Page text =>
Content starts
The notes will be sold in a private offering to qualified institutional buyers in reliance on Rule 144A under the Securities Act of 1933, as amended (the “Securities Act”).
Moreover, the company could add $150 million on top of that if its initial purchasers opt to get an additional batch of the notes.
The notes will be unsecured, senior obligations of MicroStrategy. The notes will not bear regular interest, and the principal amount of the notes will not accrete. The notes will mature on February 15, 2027, unless earlier repurchased, redeemed or converted in accordance with their terms.
As reported by U.Today, MicroStrategy initially announced that it would raise up to $650 million on Feb. 16, but it then upgraded its offering to $900 million.
Content ends
Provided material =>
Content starts
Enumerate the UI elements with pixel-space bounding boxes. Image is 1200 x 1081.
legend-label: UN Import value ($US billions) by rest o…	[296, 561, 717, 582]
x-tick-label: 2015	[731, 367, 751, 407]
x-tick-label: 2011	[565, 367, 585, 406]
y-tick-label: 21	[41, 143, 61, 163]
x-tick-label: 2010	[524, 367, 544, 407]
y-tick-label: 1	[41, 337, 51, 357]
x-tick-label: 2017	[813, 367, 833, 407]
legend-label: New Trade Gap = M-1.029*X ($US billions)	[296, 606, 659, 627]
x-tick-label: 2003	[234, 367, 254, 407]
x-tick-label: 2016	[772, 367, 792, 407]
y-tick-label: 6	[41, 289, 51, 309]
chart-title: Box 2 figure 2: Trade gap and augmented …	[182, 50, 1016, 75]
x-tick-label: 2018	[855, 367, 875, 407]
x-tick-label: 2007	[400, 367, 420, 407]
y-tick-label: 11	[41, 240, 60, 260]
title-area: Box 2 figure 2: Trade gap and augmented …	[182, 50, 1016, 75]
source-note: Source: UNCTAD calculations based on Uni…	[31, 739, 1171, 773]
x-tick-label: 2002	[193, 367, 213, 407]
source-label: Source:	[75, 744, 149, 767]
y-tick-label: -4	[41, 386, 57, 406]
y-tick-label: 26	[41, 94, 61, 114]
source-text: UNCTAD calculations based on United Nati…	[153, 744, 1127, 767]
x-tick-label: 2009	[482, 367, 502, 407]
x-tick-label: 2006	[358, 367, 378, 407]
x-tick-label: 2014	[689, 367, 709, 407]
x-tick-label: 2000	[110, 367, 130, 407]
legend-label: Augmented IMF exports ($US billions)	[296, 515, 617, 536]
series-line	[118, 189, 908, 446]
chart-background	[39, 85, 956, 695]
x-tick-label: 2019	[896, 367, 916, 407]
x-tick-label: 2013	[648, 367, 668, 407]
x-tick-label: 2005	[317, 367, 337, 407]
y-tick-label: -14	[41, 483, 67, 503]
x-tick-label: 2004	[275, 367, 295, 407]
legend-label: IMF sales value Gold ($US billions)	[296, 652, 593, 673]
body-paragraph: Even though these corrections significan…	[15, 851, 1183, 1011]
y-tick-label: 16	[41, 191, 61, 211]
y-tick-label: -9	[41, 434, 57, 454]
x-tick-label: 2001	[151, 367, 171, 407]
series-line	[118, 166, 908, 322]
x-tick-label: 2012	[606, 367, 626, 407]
Content ends
Problem A => In the MicroStrategy notes article, what would let the company add $150 million to its offering? Answer in one to three sentences.
Problem B => Rewrite the MicroStrategy notes article, starting with "The notes will be unsecured, senior" and going on through "with their terms.", with "unsecured" replaced by "secured".
Problem C => Continue the MicroStrategy notes article from where it stops.
The listing plays no part in what comes next.

Output A => The company could add $150 million if its initial purchasers opt to get an additional batch of the notes.

Output B =>
The notes will be secured, senior obligations of MicroStrategy. The notes will not bear regular interest, and the principal amount of the notes will not accrete. The notes will mature on February 15, 2027, unless earlier repurchased, redeemed or converted in accordance with their terms.

Output C =>
A speculative attack intensifies
With the new enormous debt offering, MicroStrategy has ramped up its speculative attack on the U.S. dollar. It bets on the diminishing value of the greenback due to growing inflation. By issuing cheap debt, it wants to hoard more and more Bitcoin, whose value has historically appreciated due to its finite supply and exponentially growing adoption.
Michael Saylor, CEO of MicroStrategy, is essentially a modern-day Hugo Stinnes, the so-called “inflation king” of the Weimar Republic who borrowed debt in fiat to purchase hard assets back in the 1920s.